- [Work to be completed]
Repeat all of the material exactly as given.

Dataset items

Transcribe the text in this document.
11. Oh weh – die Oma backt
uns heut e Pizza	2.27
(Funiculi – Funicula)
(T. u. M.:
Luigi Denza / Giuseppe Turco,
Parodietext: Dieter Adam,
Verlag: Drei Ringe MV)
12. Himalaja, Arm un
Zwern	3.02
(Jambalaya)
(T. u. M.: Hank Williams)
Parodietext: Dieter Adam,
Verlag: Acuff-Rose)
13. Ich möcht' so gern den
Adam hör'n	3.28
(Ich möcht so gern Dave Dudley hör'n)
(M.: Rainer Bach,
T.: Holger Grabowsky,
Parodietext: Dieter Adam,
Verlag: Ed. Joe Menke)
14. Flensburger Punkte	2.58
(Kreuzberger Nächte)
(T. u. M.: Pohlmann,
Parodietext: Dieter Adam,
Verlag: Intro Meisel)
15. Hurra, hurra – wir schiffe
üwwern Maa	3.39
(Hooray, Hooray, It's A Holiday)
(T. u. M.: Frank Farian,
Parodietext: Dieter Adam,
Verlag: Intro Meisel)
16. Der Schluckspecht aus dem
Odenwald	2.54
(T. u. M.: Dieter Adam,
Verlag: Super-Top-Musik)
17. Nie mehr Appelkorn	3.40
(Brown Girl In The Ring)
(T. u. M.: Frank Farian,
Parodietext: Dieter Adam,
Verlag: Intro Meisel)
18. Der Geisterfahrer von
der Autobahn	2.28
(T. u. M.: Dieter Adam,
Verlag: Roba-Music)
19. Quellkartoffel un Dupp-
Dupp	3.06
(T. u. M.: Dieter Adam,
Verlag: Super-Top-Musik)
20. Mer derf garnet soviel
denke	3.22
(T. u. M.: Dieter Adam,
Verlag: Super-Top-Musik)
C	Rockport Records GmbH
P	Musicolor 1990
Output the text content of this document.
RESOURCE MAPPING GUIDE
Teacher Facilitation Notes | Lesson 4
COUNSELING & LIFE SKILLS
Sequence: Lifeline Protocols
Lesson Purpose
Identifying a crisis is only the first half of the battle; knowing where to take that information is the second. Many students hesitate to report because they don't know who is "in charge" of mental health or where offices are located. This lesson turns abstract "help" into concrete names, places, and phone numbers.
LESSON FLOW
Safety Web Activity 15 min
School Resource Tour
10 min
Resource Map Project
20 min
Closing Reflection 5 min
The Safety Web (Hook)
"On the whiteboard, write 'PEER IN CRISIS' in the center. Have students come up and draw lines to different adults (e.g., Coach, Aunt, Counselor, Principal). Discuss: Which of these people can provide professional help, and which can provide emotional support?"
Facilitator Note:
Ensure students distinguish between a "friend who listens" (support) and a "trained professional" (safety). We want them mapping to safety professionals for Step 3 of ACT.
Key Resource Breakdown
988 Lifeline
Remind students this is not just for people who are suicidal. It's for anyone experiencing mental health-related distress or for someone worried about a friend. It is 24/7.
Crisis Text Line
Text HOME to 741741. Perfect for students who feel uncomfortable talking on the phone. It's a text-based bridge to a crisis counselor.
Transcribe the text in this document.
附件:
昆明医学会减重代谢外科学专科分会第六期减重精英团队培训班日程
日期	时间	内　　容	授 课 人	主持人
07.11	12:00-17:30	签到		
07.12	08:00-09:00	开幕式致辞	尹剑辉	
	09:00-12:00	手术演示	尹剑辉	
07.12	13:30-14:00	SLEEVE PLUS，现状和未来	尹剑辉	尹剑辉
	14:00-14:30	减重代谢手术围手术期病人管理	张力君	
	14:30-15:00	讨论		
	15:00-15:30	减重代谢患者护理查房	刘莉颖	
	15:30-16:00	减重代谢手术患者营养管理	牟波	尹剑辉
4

- [Exercise response]
Transcribe the text in this document.
11. Oh weh – die Oma backt
uns heut e Pizza	2.27
(Funiculi – Funicula)
(T. u. M.:
Luigi Denza / Giuseppe Turco,
Parodietext: Dieter Adam,
Verlag: Drei Ringe MV)
12. Himalaja, Arm un
Zwern	3.02
(Jambalaya)
(T. u. M.: Hank Williams)
Parodietext: Dieter Adam,
Verlag: Acuff-Rose)
13. Ich möcht' so gern den
Adam hör'n	3.28
(Ich möcht so gern Dave Dudley hör'n)
(M.: Rainer Bach,
T.: Holger Grabowsky,
Parodietext: Dieter Adam,
Verlag: Ed. Joe Menke)
14. Flensburger Punkte	2.58
(Kreuzberger Nächte)
(T. u. M.: Pohlmann,
Parodietext: Dieter Adam,
Verlag: Intro Meisel)
15. Hurra, hurra – wir schiffe
üwwern Maa	3.39
(Hooray, Hooray, It's A Holiday)
(T. u. M.: Frank Farian,
Parodietext: Dieter Adam,
Verlag: Intro Meisel)
16. Der Schluckspecht aus dem
Odenwald	2.54
(T. u. M.: Dieter Adam,
Verlag: Super-Top-Musik)
17. Nie mehr Appelkorn	3.40
(Brown Girl In The Ring)
(T. u. M.: Frank Farian,
Parodietext: Dieter Adam,
Verlag: Intro Meisel)
18. Der Geisterfahrer von
der Autobahn	2.28
(T. u. M.: Dieter Adam,
Verlag: Roba-Music)
19. Quellkartoffel un Dupp-
Dupp	3.06
(T. u. M.: Dieter Adam,
Verlag: Super-Top-Musik)
20. Mer derf garnet soviel
denke	3.22
(T. u. M.: Dieter Adam,
Verlag: Super-Top-Musik)
C	Rockport Records GmbH
P	Musicolor 1990
Output the text content of this document.
RESOURCE MAPPING GUIDE
Teacher Facilitation Notes | Lesson 4
COUNSELING & LIFE SKILLS
Sequence: Lifeline Protocols
Lesson Purpose
Identifying a crisis is only the first half of the battle; knowing where to take that information is the second. Many students hesitate to report because they don't know who is "in charge" of mental health or where offices are located. This lesson turns abstract "help" into concrete names, places, and phone numbers.
LESSON FLOW
Safety Web Activity 15 min
School Resource Tour
10 min
Resource Map Project
20 min
Closing Reflection 5 min
The Safety Web (Hook)
"On the whiteboard, write 'PEER IN CRISIS' in the center. Have students come up and draw lines to different adults (e.g., Coach, Aunt, Counselor, Principal). Discuss: Which of these people can provide professional help, and which can provide emotional support?"
Facilitator Note:
Ensure students distinguish between a "friend who listens" (support) and a "trained professional" (safety). We want them mapping to safety professionals for Step 3 of ACT.
Key Resource Breakdown
988 Lifeline
Remind students this is not just for people who are suicidal. It's for anyone experiencing mental health-related distress or for someone worried about a friend. It is 24/7.
Crisis Text Line
Text HOME to 741741. Perfect for students who feel uncomfortable talking on the phone. It's a text-based bridge to a crisis counselor.
Transcribe the text in this document.
附件:
昆明医学会减重代谢外科学专科分会第六期减重精英团队培训班日程
日期	时间	内　　容	授 课 人	主持人
07.11	12:00-17:30	签到		
07.12	08:00-09:00	开幕式致辞	尹剑辉	
	09:00-12:00	手术演示	尹剑辉	
07.12	13:30-14:00	SLEEVE PLUS，现状和未来	尹剑辉	尹剑辉
	14:00-14:30	减重代谢手术围手术期病人管理	张力君	
	14:30-15:00	讨论		
	15:00-15:30	减重代谢患者护理查房	刘莉颖	
	15:30-16:00	减重代谢手术患者营养管理	牟波	尹剑辉
4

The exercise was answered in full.